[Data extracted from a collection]

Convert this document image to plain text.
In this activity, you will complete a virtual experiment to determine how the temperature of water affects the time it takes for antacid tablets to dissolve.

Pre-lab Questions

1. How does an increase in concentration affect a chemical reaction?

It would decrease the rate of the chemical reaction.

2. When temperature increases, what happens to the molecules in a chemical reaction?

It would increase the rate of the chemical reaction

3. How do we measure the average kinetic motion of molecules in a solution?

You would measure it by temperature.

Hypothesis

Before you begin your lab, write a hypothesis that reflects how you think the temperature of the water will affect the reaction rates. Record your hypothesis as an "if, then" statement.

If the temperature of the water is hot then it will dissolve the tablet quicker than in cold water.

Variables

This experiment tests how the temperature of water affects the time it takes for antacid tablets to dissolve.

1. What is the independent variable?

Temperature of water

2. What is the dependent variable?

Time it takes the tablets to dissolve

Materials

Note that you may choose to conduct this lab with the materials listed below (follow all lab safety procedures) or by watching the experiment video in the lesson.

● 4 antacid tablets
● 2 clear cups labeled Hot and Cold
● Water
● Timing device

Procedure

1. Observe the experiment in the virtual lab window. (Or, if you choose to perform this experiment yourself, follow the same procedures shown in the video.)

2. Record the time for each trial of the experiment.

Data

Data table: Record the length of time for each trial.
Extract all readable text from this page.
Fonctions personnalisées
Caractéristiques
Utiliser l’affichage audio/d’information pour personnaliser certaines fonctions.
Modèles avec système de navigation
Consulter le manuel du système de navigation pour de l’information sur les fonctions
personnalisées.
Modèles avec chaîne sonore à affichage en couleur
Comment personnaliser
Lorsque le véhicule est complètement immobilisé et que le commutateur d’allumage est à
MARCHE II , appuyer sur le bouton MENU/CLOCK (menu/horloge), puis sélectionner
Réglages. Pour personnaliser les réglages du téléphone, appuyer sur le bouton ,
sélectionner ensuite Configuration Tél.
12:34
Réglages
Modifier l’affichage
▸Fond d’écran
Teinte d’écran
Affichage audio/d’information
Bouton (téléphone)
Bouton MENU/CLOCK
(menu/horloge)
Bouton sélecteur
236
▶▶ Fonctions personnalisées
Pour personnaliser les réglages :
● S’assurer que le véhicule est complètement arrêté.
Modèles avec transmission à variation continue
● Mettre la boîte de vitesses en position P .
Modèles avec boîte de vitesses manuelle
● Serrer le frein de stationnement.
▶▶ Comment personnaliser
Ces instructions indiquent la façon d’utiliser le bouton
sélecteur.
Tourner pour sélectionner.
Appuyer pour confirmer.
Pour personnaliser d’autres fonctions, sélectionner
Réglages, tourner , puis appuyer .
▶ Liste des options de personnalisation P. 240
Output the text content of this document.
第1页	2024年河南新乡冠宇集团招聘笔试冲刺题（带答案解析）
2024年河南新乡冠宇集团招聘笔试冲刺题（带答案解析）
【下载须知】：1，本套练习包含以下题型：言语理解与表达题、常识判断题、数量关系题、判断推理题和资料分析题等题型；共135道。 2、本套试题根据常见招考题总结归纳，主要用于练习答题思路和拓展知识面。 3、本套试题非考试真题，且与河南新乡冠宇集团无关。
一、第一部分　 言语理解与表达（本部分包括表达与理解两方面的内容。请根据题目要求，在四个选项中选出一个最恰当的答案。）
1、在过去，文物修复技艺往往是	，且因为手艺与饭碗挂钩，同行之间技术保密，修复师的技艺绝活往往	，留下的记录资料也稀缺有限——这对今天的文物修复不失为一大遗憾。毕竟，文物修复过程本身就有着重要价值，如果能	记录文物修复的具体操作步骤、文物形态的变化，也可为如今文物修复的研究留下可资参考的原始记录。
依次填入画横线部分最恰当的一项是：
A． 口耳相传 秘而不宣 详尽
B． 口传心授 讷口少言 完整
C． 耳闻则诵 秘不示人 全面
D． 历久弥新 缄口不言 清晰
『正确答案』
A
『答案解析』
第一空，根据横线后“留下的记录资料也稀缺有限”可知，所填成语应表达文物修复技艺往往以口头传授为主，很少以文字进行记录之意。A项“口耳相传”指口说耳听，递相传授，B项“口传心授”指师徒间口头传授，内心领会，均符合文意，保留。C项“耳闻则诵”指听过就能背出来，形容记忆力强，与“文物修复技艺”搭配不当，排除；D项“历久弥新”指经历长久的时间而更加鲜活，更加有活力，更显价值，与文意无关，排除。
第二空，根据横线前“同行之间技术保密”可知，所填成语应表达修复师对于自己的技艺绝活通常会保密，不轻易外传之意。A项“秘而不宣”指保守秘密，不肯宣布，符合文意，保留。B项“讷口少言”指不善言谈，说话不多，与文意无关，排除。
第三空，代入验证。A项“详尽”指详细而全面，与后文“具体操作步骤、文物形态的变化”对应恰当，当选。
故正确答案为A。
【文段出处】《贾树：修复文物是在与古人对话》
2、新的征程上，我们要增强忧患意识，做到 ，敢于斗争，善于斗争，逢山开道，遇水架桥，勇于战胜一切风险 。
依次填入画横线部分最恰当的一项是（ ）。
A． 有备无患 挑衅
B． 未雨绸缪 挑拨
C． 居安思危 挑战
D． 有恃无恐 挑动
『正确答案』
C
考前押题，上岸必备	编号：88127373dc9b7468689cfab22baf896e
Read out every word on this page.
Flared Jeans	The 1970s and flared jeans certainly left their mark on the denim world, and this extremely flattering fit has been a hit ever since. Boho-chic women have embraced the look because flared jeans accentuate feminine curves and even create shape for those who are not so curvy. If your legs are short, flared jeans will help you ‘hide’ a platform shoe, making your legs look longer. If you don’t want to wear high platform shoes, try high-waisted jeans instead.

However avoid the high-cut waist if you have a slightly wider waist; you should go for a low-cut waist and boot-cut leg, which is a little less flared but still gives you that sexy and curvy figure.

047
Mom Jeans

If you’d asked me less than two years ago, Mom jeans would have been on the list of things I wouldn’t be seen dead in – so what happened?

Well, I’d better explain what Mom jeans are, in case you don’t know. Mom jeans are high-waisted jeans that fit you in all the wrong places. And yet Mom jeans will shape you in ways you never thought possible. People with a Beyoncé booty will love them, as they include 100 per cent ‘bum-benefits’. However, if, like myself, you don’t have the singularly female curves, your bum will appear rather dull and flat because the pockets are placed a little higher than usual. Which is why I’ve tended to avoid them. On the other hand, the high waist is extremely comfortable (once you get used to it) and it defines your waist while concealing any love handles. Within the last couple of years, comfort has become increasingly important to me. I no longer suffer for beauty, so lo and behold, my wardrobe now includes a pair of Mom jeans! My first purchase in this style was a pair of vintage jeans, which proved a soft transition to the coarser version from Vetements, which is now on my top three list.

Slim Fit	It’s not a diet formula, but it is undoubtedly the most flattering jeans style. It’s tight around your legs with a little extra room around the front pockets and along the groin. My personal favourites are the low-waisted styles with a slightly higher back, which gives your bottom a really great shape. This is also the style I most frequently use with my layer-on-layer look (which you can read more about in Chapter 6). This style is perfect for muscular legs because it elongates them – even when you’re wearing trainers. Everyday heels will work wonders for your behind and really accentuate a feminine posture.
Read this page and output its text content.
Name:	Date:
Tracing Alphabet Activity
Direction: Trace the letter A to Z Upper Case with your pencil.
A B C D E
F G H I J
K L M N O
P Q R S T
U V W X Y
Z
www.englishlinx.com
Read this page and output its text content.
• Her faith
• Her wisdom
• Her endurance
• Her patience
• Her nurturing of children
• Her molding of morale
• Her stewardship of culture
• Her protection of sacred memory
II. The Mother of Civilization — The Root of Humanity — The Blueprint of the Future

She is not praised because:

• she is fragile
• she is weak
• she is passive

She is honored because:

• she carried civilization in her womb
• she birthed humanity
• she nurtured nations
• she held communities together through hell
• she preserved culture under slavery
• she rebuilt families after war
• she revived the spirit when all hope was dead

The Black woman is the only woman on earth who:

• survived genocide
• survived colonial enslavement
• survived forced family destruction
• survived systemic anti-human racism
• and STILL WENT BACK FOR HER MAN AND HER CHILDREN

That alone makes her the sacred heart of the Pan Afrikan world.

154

#### Given instruction:
Identify lines with the string "留下的记录资料也稀缺有限". Copy each one.

#### Correct answer:
1、在过去，文物修复技艺往往是	，且因为手艺与饭碗挂钩，同行之间技术保密，修复师的技艺绝活往往	，留下的记录资料也稀缺有限——这对今天的文物修复不失为一大遗憾。毕竟，文物修复过程本身就有着重要价值，如果能	记录文物修复的具体操作步骤、文物形态的变化，也可为如今文物修复的研究留下可资参考的原始记录。
第一空，根据横线后“留下的记录资料也稀缺有限”可知，所填成语应表达文物修复技艺往往以口头传授为主，很少以文字进行记录之意。A项“口耳相传”指口说耳听，递相传授，B项“口传心授”指师徒间口头传授，内心领会，均符合文意，保留。C项“耳闻则诵”指听过就能背出来，形容记忆力强，与“文物修复技艺”搭配不当，排除；D项“历久弥新”指经历长久的时间而更加鲜活，更加有活力，更显价值，与文意无关，排除。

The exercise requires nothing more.